■ WHAT TO PRODUCE ■
Update the material from its first line up to and including the line that contains "table-row: Đông Nam", replacing "density-cell" with "density-value" and leaving everything else unchanged. Return only those lines.

■ DATA ENTRIES ■
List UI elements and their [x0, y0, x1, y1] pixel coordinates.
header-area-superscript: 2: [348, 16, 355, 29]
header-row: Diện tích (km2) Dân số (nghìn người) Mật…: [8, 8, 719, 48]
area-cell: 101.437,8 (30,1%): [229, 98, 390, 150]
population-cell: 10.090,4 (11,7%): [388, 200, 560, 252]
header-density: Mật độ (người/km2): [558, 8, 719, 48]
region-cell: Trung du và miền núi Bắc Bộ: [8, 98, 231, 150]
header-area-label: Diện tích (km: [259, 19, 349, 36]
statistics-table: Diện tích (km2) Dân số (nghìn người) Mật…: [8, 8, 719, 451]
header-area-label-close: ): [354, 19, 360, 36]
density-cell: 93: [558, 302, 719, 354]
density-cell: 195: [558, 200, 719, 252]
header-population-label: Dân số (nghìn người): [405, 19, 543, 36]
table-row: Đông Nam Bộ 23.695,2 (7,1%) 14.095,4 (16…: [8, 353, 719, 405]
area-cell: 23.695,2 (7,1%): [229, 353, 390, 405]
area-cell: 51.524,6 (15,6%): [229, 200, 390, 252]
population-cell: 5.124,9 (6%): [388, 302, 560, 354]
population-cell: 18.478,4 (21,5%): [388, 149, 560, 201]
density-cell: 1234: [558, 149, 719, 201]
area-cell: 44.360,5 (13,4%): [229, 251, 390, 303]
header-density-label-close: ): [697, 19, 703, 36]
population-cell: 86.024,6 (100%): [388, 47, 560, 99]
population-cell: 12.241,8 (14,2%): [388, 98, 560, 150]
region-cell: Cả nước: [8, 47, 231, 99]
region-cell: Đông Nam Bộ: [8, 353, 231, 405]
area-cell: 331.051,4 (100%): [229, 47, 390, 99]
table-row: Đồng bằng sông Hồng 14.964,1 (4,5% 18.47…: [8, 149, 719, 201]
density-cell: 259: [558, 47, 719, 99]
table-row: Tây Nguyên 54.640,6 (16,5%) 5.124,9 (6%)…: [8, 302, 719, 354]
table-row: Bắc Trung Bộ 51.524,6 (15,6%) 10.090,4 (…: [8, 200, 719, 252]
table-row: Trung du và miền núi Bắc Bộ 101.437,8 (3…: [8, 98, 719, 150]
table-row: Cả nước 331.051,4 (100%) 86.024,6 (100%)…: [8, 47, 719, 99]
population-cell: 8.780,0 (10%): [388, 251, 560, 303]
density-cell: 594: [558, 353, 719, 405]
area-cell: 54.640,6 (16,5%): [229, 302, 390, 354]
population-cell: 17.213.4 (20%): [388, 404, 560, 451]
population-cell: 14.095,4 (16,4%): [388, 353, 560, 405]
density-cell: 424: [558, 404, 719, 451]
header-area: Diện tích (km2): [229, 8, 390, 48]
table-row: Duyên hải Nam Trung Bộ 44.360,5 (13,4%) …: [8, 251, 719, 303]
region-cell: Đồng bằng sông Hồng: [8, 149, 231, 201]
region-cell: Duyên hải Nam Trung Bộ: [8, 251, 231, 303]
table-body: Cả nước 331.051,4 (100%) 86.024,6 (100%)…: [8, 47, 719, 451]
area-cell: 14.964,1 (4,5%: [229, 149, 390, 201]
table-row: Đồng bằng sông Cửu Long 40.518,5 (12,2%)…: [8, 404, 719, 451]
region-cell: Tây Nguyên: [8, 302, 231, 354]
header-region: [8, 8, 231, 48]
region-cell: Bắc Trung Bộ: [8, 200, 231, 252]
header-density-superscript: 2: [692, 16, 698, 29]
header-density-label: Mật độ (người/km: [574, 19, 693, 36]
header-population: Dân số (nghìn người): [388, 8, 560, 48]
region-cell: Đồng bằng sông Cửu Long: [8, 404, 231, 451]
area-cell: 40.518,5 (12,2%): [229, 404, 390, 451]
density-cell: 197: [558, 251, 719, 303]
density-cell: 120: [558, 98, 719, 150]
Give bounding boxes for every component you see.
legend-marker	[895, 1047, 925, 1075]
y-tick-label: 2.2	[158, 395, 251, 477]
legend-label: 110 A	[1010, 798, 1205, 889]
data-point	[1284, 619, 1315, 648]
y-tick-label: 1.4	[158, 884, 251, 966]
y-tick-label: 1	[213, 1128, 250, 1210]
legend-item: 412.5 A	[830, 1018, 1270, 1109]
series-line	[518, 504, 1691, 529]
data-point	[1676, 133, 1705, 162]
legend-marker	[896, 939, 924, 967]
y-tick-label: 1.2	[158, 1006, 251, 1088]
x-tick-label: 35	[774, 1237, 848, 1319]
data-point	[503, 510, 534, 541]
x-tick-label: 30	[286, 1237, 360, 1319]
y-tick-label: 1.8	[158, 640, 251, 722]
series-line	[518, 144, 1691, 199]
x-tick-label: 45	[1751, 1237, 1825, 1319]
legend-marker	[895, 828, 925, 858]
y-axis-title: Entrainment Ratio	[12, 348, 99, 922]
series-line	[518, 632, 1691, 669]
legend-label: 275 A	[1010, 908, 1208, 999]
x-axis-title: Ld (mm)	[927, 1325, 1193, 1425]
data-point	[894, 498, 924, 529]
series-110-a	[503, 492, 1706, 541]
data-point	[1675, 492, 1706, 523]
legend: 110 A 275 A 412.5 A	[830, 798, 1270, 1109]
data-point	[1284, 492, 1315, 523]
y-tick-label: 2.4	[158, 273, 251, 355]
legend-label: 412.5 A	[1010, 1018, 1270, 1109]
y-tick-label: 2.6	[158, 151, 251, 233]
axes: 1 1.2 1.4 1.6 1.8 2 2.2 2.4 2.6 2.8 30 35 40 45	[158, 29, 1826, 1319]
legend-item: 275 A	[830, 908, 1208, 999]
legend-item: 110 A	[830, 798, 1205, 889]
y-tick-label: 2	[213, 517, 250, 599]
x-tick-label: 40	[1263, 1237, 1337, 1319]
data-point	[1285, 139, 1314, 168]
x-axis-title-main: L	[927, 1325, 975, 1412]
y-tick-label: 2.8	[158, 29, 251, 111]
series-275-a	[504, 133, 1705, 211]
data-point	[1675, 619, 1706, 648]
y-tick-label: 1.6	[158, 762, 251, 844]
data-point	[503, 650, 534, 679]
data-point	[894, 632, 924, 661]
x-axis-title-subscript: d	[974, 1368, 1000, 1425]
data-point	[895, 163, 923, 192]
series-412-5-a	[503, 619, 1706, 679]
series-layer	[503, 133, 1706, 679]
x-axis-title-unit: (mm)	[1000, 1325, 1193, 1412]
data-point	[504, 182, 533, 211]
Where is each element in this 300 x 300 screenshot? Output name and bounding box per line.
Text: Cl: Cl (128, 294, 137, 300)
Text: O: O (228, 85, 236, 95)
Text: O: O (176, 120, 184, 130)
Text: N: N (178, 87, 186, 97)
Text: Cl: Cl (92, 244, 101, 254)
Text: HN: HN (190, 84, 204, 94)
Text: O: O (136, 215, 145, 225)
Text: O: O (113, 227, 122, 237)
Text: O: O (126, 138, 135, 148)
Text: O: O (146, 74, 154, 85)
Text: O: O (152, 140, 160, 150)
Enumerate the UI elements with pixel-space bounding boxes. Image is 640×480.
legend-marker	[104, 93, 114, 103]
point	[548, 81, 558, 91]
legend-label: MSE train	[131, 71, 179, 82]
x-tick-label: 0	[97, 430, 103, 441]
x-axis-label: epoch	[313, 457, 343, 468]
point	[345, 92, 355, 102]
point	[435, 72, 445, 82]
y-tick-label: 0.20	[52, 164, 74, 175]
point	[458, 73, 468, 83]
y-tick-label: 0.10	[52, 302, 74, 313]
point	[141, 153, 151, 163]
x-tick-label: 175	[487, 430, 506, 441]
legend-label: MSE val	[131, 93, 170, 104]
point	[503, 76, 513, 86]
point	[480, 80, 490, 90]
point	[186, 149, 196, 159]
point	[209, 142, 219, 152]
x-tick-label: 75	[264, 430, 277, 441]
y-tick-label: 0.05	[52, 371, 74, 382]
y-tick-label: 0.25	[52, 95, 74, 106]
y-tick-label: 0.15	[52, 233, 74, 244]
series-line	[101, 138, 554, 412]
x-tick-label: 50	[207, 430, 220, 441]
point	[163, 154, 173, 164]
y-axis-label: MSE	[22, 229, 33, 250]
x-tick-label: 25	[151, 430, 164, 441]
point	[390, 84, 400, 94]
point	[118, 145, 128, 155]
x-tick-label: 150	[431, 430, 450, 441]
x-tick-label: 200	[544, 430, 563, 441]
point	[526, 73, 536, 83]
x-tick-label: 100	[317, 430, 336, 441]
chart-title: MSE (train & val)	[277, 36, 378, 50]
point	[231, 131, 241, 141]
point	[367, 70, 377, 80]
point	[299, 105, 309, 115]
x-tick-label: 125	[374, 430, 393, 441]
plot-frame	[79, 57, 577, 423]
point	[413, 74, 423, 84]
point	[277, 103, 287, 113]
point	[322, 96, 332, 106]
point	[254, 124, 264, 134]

■ SOLUTION TO THE EXERCISE ■
List UI elements and their [x0, y0, x1, y1] pixel coordinates.
header-area-superscript: 2: [348, 16, 355, 29]
header-row: Diện tích (km2) Dân số (nghìn người) Mật…: [8, 8, 719, 48]
area-cell: 101.437,8 (30,1%): [229, 98, 390, 150]
population-cell: 10.090,4 (11,7%): [388, 200, 560, 252]
header-density: Mật độ (người/km2): [558, 8, 719, 48]
region-cell: Trung du và miền núi Bắc Bộ: [8, 98, 231, 150]
header-area-label: Diện tích (km: [259, 19, 349, 36]
statistics-table: Diện tích (km2) Dân số (nghìn người) Mật…: [8, 8, 719, 451]
header-area-label-close: ): [354, 19, 360, 36]
density-value: 93: [558, 302, 719, 354]
density-value: 195: [558, 200, 719, 252]
header-population-label: Dân số (nghìn người): [405, 19, 543, 36]
table-row: Đông Nam Bộ 23.695,2 (7,1%) 14.095,4 (16…: [8, 353, 719, 405]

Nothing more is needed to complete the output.